[FRAGMENTO]
Cuando miles de pequeños productores enfrentan restricciones, pérdidas y la incertidumbre que deja cada ciclo agrícola, resulta legítimo preguntarse si alguien vinculado a ese debate puede presentarse como portavoz del interés general o si inevitablemente cargará con el peso de defender intereses particulares.
Quizá por eso tampoco resulta extraño el destino que eligió. Si Acción Nacional nunca terminó por abrirle completamente la puerta, apareció un partido que parece hecho a la medida de quienes se quedaron sin espacio en las viejas estructuras, pero no sin ganas de seguir participando.
Somos México presume ser una fuerza nueva, pero el problema es que basta revisar su integración para descubrir un desfile de figuras ampliamente conocidas: Guadalupe Acosta Naranjo, Cecilia Soto, Gustavo Madero, Carlos Navarrete, Agustín Basave y Lorenzo Córdova, entre otros nombres que durante décadas han transitado por distintos partidos y cargos públicos.
El empaque cambió, pero el contenido parece familiar, porque se vende como renovación lo que, en realidad, luce más cercano a una reunión de sobrevivientes del PRIAN y de personajes que encontraron en la Marea Rosa una nueva plataforma después de perder influencia en sus antiguos espacios.

[DATOS EXTRAÍDOS]
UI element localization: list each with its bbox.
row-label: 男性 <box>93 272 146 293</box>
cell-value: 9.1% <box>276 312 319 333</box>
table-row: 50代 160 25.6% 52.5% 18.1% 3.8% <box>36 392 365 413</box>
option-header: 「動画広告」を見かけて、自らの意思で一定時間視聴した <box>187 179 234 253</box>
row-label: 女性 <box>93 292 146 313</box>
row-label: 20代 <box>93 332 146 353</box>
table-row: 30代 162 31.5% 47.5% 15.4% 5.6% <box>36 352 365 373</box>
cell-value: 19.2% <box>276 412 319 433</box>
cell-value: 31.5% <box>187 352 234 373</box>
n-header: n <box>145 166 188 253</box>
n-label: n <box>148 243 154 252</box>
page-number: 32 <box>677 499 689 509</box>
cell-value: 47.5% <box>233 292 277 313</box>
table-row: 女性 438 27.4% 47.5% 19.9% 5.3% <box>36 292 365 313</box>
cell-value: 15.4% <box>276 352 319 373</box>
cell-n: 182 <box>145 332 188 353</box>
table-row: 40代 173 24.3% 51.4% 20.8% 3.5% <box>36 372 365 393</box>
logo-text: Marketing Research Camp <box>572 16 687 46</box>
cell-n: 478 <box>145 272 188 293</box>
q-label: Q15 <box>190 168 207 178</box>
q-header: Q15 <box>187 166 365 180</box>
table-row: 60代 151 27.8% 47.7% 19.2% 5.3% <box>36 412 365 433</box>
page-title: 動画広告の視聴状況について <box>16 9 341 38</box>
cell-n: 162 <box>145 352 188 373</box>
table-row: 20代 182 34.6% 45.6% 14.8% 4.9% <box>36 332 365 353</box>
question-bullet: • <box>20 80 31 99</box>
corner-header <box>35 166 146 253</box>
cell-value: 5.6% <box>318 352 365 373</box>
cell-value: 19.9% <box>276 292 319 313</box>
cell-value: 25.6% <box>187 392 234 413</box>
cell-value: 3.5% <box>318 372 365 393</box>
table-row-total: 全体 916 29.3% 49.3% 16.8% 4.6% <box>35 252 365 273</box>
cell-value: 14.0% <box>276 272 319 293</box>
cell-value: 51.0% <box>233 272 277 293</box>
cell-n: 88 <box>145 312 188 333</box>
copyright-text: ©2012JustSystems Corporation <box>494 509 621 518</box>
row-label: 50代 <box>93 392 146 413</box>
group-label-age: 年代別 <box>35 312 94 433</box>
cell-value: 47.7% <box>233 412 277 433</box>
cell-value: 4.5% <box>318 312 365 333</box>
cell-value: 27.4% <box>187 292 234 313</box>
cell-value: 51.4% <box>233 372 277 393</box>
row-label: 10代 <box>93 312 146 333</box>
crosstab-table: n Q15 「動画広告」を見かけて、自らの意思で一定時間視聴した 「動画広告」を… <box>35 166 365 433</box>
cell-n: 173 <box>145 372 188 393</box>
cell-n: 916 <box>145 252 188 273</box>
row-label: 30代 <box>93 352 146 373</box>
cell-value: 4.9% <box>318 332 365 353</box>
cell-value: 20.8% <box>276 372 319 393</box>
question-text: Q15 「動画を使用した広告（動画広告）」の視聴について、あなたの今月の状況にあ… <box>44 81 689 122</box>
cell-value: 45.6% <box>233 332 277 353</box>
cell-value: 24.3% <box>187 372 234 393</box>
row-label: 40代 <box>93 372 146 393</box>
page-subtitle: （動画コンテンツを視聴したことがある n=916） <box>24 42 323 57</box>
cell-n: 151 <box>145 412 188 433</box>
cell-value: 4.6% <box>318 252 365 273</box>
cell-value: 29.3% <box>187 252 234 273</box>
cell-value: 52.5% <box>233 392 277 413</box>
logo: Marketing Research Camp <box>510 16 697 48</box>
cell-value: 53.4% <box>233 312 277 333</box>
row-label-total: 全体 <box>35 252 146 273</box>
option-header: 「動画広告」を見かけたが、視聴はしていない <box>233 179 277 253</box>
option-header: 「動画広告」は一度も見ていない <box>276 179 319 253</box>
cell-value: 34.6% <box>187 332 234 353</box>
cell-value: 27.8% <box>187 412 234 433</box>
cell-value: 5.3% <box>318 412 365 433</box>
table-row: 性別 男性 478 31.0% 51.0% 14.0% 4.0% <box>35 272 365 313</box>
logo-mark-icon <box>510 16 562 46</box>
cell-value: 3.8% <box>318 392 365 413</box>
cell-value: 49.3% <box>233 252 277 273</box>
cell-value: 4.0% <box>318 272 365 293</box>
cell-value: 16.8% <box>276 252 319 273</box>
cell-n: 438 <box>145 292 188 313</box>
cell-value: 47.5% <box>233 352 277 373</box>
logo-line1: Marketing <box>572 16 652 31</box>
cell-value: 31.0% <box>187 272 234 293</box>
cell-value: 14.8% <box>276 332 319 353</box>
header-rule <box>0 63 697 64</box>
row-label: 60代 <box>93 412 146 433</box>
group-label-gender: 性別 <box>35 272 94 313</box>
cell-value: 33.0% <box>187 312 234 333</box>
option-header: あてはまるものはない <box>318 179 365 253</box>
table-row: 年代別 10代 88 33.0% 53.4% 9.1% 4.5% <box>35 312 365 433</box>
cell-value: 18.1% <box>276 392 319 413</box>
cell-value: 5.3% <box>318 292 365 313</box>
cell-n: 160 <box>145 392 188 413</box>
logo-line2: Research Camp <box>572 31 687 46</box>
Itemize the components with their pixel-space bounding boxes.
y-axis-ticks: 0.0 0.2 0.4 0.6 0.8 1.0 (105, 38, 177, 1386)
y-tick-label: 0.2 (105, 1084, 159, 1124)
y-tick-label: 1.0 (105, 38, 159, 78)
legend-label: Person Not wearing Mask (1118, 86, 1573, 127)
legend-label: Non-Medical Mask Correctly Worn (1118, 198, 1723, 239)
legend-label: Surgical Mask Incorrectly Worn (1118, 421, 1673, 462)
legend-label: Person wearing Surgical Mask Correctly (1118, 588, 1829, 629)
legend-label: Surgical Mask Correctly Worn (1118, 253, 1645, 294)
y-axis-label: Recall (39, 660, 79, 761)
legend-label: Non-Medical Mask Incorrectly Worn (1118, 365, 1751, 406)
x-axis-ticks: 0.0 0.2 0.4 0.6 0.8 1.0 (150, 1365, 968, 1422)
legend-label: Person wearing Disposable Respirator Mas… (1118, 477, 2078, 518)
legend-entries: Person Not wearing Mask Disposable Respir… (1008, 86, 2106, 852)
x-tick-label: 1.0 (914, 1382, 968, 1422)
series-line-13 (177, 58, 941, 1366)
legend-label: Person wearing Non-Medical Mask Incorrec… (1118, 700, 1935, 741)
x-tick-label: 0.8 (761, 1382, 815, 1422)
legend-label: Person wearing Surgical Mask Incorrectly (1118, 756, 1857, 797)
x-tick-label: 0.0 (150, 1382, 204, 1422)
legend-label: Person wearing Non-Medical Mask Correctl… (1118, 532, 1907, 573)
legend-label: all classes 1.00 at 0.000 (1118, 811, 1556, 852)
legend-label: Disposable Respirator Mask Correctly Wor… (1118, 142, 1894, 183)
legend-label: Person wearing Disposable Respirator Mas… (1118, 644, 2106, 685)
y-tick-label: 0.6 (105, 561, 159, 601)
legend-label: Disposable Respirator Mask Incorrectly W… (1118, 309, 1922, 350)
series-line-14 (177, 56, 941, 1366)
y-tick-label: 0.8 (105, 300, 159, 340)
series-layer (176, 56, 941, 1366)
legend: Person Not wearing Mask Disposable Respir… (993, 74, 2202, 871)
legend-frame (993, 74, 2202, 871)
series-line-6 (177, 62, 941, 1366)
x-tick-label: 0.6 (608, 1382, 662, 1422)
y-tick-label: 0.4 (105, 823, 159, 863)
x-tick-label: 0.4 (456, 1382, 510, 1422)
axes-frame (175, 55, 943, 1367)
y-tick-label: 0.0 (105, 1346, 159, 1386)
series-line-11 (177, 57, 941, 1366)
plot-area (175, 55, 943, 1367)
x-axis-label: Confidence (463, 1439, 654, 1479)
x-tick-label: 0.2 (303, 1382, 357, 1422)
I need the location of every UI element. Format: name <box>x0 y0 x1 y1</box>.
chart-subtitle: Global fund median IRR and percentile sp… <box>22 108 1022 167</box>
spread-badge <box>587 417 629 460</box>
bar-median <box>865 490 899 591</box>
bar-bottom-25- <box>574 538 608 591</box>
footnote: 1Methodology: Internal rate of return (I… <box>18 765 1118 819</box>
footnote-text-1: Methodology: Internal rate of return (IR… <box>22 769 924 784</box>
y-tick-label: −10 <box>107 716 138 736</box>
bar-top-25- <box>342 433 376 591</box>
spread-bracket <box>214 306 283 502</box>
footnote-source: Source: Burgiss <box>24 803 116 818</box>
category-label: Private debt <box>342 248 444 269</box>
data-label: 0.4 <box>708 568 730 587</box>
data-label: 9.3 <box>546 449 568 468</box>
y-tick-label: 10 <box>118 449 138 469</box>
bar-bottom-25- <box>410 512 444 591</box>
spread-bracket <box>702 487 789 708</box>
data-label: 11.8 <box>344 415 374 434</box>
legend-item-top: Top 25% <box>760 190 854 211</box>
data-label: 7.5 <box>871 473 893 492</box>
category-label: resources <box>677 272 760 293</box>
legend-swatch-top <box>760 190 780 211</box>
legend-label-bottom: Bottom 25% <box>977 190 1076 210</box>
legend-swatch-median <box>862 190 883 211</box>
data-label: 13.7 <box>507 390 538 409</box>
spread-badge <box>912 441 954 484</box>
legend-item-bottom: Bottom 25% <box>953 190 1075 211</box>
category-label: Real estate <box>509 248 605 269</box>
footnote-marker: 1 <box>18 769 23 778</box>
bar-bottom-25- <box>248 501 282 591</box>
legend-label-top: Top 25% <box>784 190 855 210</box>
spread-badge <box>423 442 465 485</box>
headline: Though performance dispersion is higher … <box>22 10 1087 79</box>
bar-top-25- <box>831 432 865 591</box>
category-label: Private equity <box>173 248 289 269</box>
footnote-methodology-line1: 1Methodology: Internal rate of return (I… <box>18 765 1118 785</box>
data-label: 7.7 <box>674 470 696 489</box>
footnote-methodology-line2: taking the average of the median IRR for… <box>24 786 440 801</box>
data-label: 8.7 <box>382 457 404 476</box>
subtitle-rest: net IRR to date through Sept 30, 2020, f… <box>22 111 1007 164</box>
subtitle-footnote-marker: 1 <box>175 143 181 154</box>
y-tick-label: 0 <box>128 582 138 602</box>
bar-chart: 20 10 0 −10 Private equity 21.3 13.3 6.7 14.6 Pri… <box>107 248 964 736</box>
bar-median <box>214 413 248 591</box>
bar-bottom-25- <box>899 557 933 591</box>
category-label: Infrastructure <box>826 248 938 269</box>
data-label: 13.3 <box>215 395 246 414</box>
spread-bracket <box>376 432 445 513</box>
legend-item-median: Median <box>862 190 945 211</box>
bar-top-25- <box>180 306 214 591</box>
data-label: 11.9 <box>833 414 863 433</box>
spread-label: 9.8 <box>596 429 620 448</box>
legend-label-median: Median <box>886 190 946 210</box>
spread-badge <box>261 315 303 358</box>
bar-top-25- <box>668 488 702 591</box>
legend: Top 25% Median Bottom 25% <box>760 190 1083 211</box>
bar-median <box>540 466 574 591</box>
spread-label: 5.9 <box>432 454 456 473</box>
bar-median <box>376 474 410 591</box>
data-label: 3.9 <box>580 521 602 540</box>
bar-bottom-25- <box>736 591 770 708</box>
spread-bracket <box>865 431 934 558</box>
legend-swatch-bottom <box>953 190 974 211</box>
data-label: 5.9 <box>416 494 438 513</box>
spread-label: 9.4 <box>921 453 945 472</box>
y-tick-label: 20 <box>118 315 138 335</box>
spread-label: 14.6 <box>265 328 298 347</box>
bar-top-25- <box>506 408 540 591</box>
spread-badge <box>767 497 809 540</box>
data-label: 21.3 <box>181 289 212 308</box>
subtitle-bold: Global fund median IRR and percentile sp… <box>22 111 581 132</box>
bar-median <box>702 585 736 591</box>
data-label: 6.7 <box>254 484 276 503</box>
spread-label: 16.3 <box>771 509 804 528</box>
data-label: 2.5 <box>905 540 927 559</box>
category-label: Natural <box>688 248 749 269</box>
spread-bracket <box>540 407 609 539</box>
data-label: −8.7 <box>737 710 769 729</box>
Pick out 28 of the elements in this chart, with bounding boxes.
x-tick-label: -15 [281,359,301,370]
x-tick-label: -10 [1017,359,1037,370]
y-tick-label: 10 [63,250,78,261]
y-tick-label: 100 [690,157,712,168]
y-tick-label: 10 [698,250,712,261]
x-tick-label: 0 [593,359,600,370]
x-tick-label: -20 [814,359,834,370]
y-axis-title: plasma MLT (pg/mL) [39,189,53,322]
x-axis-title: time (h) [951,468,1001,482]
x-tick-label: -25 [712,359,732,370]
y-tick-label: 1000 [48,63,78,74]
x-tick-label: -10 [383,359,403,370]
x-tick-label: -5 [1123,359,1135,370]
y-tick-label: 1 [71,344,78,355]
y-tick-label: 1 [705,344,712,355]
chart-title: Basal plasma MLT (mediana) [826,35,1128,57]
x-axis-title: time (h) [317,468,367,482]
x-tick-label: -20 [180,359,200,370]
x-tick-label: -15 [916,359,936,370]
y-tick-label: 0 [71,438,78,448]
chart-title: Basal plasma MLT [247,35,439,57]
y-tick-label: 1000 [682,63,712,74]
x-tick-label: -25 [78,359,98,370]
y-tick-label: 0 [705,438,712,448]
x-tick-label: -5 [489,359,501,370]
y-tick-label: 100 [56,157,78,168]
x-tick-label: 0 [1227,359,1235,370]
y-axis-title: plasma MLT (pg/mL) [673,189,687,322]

[CONSIGNA DE TRABAJO A] Enumera todas las figuras que el fragmento nombra al describir la integración de Somos México.
[CONSIGNA DE TRABAJO B]
Contesta con base en el fragmento:
(i) ¿Qué partido nunca terminó por abrirle completamente la puerta?
(ii) ¿Qué presume ser Somos México?
(iii) ¿Dónde encontraron algunos personajes una nueva plataforma tras perder influencia en sus antiguos espacios?
[CONSIGNA DE TRABAJO C] Extrae del fragmento, sin cambios, el pasaje que se abre con las palabras que contienen "Somos México presume" y se cierra con "y cargos públicos.".
Para resolver, basta con el fragmento.

[ESPACIO DE RESPUESTA A] Guadalupe Acosta Naranjo, Cecilia Soto, Gustavo Madero, Carlos Navarrete, Agustín Basave y Lorenzo Córdova.

[ESPACIO DE RESPUESTA B]
(i) Acción Nacional.
(ii) Una fuerza nueva.
(iii) En la Marea Rosa.

[ESPACIO DE RESPUESTA C]
Somos México presume ser una fuerza nueva, pero el problema es que basta revisar su integración para descubrir un desfile de figuras ampliamente conocidas: Guadalupe Acosta Naranjo, Cecilia Soto, Gustavo Madero, Carlos Navarrete, Agustín Basave y Lorenzo Córdova, entre otros nombres que durante décadas han transitado por distintos partidos y cargos públicos.